BEGIN MATERIAL FOR THIS EXERCISE

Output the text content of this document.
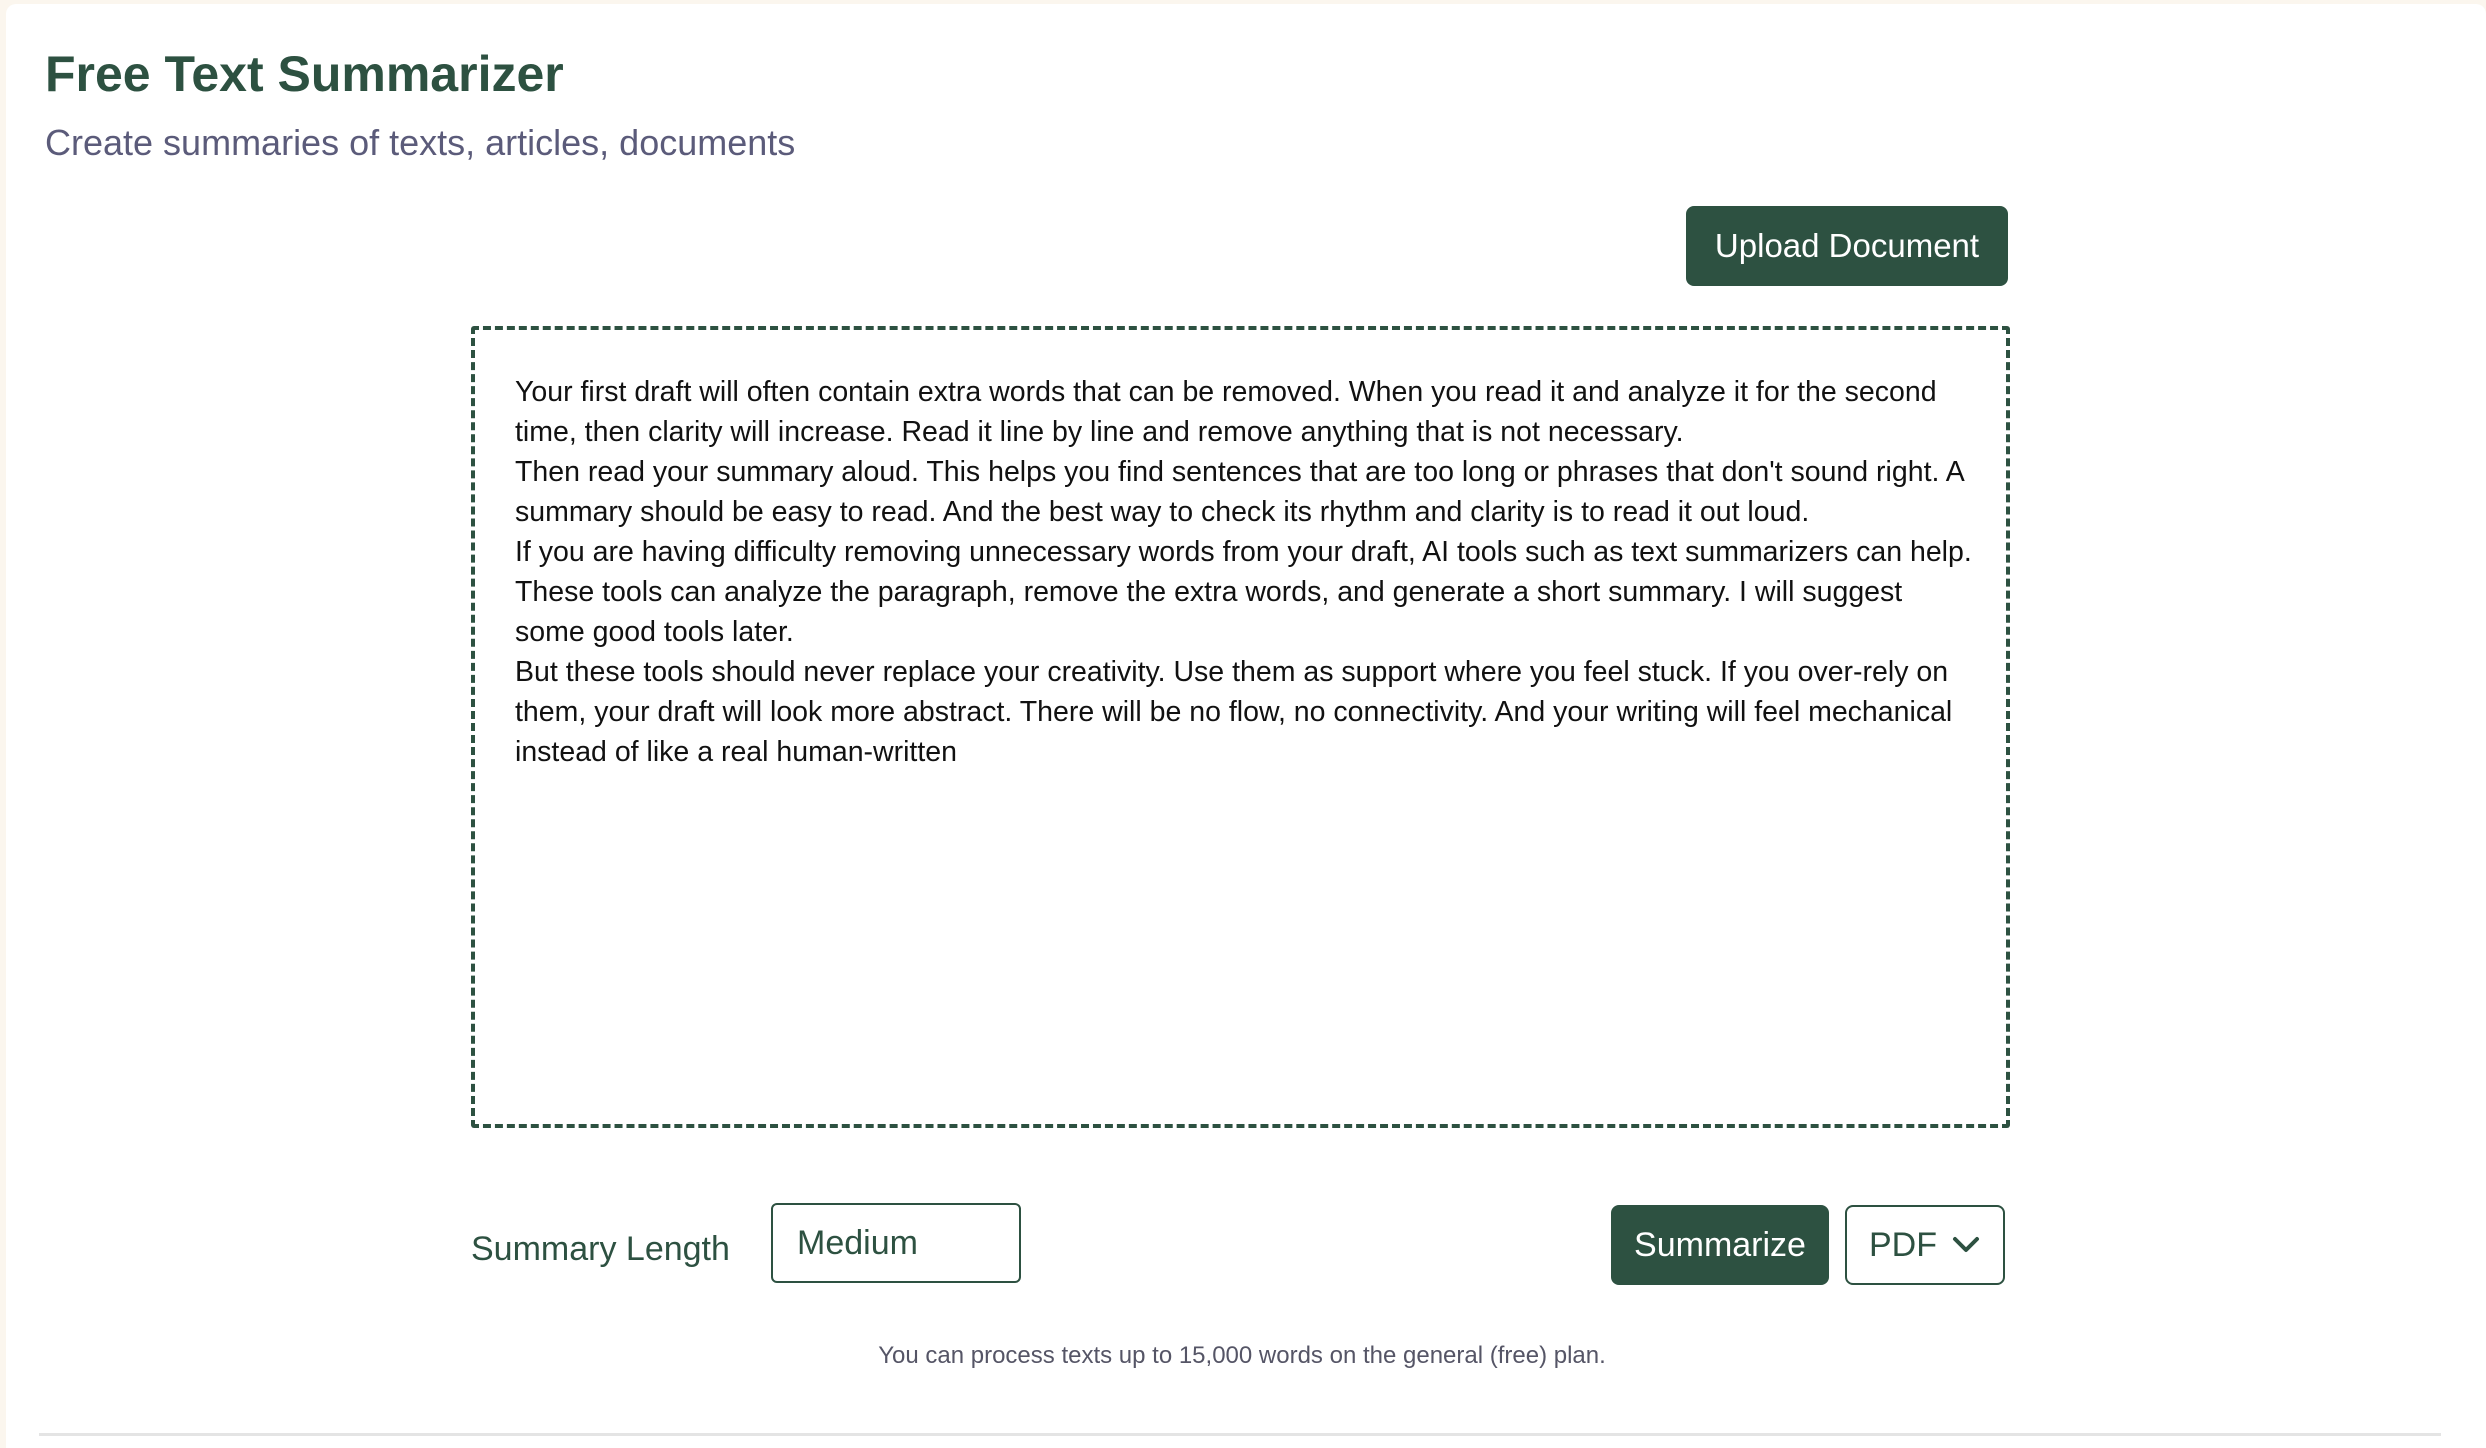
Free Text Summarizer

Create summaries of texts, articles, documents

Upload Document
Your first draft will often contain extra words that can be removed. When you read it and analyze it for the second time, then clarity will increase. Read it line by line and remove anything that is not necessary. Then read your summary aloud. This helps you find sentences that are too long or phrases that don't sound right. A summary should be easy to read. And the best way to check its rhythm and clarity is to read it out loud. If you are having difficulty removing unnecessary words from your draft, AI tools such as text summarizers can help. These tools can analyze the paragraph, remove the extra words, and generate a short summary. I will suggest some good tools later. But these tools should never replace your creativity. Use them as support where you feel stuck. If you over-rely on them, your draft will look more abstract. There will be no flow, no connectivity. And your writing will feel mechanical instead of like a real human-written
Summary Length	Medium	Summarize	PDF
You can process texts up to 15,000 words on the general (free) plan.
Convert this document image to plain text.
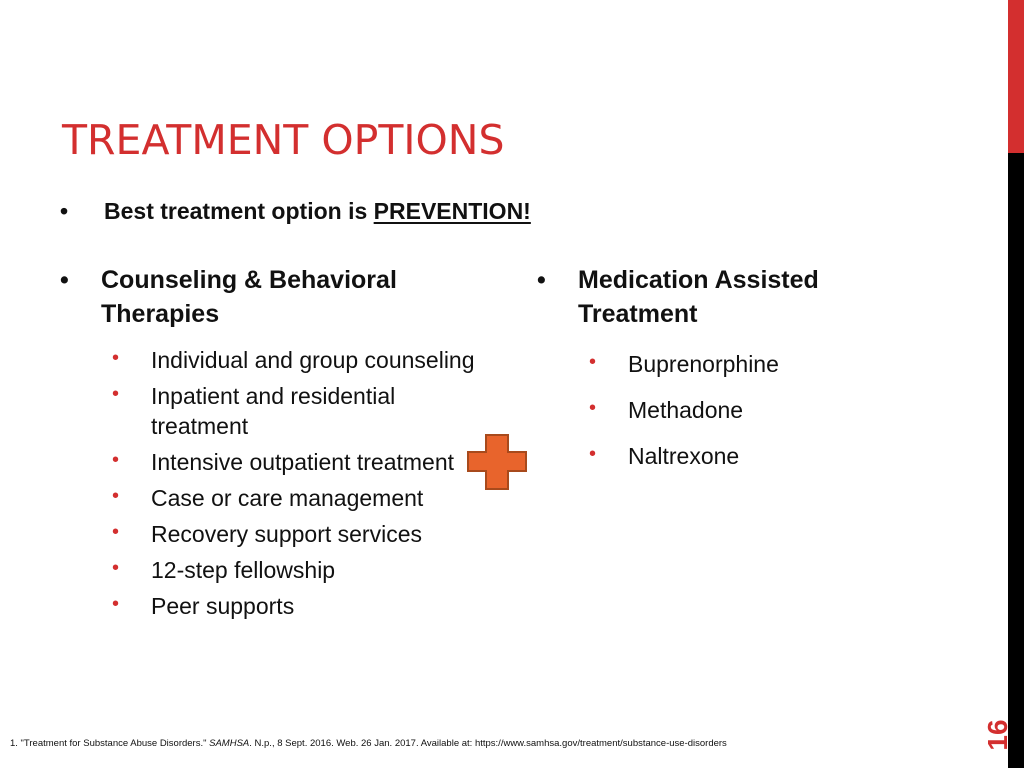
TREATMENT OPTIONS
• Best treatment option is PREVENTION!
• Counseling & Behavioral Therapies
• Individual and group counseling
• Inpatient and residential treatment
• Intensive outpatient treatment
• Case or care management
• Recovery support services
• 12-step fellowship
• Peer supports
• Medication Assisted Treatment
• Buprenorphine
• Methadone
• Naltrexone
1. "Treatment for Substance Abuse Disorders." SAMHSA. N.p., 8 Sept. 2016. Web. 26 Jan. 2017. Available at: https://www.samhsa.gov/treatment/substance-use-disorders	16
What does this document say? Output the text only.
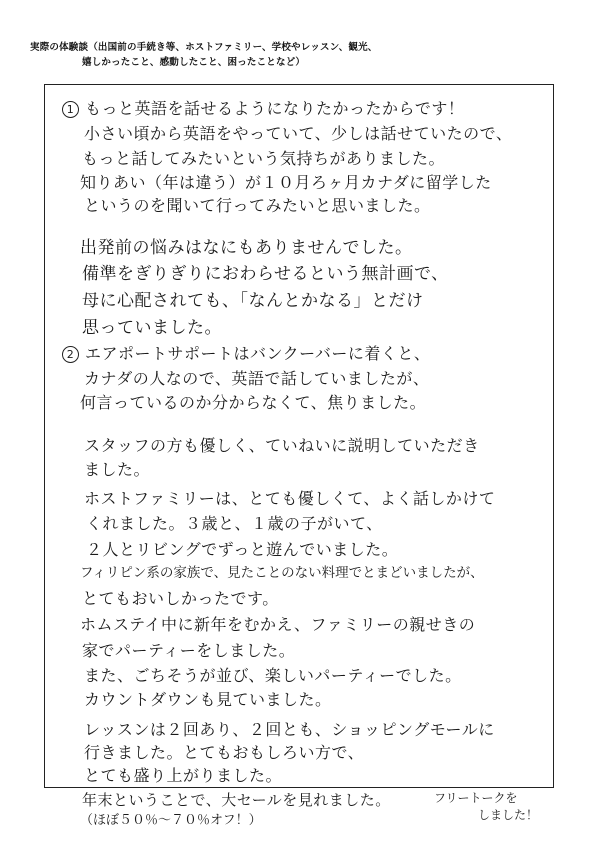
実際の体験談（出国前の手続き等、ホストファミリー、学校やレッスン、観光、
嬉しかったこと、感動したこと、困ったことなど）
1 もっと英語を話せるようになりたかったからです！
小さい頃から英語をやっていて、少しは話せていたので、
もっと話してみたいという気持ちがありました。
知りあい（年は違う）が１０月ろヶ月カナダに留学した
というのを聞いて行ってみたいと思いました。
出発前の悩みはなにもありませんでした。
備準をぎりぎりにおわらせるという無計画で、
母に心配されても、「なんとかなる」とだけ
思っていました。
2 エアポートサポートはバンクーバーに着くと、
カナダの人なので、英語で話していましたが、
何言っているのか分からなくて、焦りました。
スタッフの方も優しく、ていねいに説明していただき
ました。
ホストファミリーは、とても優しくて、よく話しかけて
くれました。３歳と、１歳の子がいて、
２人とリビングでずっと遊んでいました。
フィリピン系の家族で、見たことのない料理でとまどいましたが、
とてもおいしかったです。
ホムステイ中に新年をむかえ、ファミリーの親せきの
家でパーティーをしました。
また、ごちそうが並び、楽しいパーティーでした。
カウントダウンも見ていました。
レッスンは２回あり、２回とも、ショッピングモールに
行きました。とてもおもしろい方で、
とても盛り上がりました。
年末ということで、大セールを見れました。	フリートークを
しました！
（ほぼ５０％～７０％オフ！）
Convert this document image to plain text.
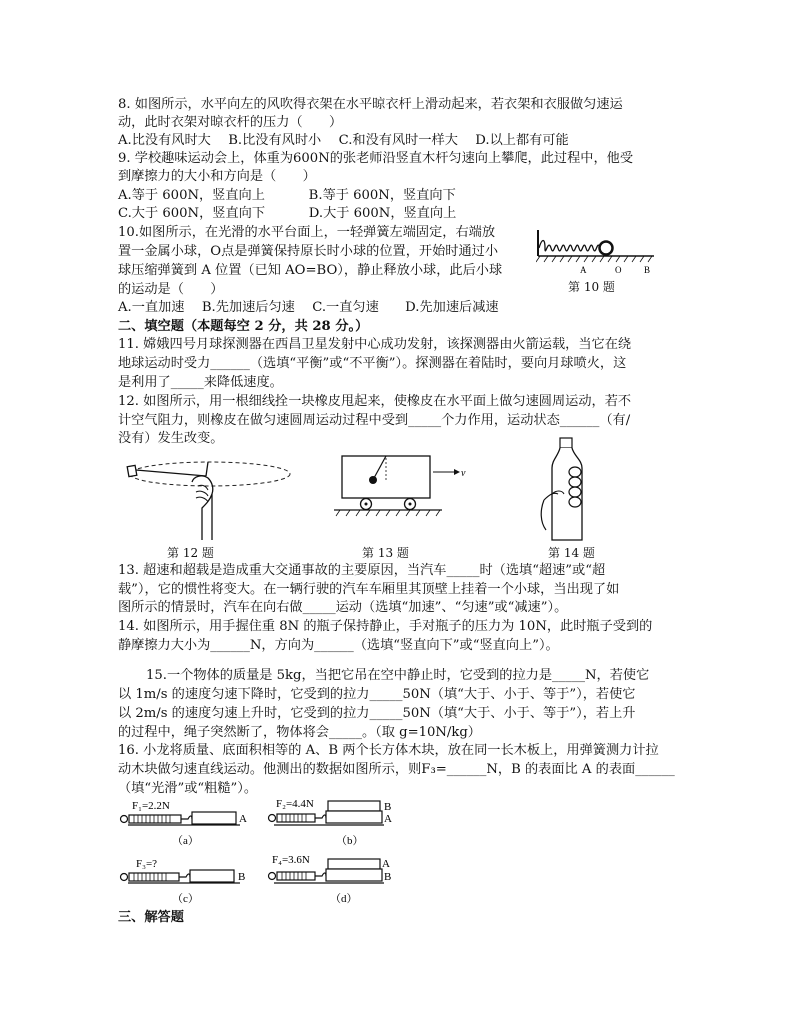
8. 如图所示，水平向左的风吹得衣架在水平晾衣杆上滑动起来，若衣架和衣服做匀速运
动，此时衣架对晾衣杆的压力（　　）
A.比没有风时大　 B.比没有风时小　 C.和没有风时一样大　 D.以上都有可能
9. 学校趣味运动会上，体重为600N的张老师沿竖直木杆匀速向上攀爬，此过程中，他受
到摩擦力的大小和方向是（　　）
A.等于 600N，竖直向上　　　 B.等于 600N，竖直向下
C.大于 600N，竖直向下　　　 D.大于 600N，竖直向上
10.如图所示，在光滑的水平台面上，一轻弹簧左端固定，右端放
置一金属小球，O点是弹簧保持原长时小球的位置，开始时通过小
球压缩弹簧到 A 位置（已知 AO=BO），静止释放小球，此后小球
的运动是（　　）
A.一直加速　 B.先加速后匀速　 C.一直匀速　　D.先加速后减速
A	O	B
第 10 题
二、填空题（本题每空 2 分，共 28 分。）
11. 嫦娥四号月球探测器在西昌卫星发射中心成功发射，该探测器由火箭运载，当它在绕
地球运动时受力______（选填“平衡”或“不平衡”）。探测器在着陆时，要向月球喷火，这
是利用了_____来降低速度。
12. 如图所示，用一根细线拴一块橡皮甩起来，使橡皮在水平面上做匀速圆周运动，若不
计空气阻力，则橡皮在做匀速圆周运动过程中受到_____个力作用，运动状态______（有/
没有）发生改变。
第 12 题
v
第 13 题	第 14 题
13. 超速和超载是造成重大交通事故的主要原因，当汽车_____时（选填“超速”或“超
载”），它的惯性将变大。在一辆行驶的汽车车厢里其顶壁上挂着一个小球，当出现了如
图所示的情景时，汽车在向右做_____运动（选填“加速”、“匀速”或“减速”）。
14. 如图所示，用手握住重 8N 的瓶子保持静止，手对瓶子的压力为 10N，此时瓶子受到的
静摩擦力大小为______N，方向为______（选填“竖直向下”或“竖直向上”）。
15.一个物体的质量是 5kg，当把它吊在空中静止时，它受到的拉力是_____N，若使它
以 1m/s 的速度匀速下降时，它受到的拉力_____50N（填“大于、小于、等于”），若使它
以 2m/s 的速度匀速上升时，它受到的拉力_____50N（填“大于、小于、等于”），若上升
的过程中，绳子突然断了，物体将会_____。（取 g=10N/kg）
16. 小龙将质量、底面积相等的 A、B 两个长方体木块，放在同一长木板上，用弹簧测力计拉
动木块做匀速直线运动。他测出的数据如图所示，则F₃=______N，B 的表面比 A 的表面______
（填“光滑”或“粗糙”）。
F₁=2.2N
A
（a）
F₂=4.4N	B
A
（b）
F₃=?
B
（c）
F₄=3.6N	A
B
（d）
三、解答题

END MATERIAL FOR THIS EXERCISE

Select the lines in this material that hold the word "Output", leaving none out.

**RESULT OF THIS EXERCISE**
Output the text content of this document.
What does this document say? Output the text only.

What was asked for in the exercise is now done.